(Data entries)
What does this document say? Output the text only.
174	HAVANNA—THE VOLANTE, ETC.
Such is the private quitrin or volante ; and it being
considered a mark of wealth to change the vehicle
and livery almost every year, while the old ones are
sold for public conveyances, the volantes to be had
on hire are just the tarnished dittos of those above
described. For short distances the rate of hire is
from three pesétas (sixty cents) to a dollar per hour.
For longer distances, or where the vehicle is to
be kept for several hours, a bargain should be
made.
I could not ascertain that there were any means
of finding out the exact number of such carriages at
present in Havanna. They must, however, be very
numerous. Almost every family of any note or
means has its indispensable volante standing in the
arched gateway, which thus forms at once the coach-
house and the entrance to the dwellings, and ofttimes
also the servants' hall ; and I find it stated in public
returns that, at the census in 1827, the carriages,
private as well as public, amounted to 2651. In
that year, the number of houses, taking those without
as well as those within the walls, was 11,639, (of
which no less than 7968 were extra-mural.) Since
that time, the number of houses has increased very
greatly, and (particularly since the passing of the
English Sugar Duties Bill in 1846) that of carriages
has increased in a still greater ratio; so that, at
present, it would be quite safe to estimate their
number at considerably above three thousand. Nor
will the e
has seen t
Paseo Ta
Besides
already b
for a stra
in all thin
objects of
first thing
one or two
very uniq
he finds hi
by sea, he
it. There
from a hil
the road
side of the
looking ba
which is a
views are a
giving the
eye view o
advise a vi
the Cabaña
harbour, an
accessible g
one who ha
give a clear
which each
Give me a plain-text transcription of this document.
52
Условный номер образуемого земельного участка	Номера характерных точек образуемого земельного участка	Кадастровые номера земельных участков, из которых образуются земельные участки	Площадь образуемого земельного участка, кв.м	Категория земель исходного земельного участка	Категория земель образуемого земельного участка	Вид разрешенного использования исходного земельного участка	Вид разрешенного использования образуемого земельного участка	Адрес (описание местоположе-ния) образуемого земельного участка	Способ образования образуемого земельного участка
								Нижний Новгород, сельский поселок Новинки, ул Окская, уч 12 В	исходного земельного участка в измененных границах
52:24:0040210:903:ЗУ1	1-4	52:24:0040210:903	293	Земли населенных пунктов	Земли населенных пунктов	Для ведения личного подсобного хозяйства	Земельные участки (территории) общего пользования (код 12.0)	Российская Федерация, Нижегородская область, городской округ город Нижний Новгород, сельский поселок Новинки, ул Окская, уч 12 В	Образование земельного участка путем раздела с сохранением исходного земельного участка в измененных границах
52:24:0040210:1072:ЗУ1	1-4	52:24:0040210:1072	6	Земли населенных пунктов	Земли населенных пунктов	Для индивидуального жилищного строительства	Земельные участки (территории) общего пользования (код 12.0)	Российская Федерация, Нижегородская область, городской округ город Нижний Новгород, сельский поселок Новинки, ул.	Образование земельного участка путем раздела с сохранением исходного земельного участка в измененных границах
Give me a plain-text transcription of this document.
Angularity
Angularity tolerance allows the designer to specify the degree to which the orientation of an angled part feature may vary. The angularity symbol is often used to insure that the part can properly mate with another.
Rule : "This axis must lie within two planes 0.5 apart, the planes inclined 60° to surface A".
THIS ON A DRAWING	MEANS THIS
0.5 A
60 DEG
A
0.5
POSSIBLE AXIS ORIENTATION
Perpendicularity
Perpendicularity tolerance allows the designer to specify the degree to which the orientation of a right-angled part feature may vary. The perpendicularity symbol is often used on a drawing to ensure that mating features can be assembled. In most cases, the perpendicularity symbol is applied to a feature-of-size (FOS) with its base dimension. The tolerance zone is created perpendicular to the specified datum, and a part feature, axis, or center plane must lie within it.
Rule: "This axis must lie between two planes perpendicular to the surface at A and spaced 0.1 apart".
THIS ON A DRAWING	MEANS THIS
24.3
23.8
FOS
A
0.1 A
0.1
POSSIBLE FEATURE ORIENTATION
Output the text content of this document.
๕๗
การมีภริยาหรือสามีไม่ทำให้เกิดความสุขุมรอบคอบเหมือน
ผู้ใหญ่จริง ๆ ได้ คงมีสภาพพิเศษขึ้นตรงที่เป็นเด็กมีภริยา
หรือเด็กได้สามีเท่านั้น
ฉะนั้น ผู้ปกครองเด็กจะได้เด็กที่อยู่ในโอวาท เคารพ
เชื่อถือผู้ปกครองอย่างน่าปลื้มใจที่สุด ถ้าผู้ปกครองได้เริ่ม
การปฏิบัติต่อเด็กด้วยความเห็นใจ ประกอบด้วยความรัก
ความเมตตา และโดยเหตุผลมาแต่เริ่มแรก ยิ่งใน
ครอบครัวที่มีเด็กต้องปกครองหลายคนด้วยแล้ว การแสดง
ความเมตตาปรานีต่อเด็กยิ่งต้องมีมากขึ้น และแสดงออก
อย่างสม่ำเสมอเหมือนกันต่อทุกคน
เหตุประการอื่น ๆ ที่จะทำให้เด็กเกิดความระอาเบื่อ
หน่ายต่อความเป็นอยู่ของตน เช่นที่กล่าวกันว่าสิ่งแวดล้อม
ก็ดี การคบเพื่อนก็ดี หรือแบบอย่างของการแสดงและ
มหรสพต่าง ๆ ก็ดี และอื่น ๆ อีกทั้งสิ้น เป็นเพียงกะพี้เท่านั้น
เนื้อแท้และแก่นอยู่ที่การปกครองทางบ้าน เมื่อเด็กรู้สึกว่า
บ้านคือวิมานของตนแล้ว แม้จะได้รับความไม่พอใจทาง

→ **STATED GOAL**
Pull out every line of the records that includes the string "путем".

→ **RESPONSE FOR THIS EXERCISE**
52:24:0040210:903:ЗУ1	1-4	52:24:0040210:903	293	Земли населенных пунктов	Земли населенных пунктов	Для ведения личного подсобного хозяйства	Земельные участки (территории) общего пользования (код 12.0)	Российская Федерация, Нижегородская область, городской округ город Нижний Новгород, сельский поселок Новинки, ул Окская, уч 12 В	Образование земельного участка путем раздела с сохранением исходного земельного участка в измененных границах
52:24:0040210:1072:ЗУ1	1-4	52:24:0040210:1072	6	Земли населенных пунктов	Земли населенных пунктов	Для индивидуального жилищного строительства	Земельные участки (территории) общего пользования (код 12.0)	Российская Федерация, Нижегородская область, городской округ город Нижний Новгород, сельский поселок Новинки, ул.	Образование земельного участка путем раздела с сохранением исходного земельного участка в измененных границах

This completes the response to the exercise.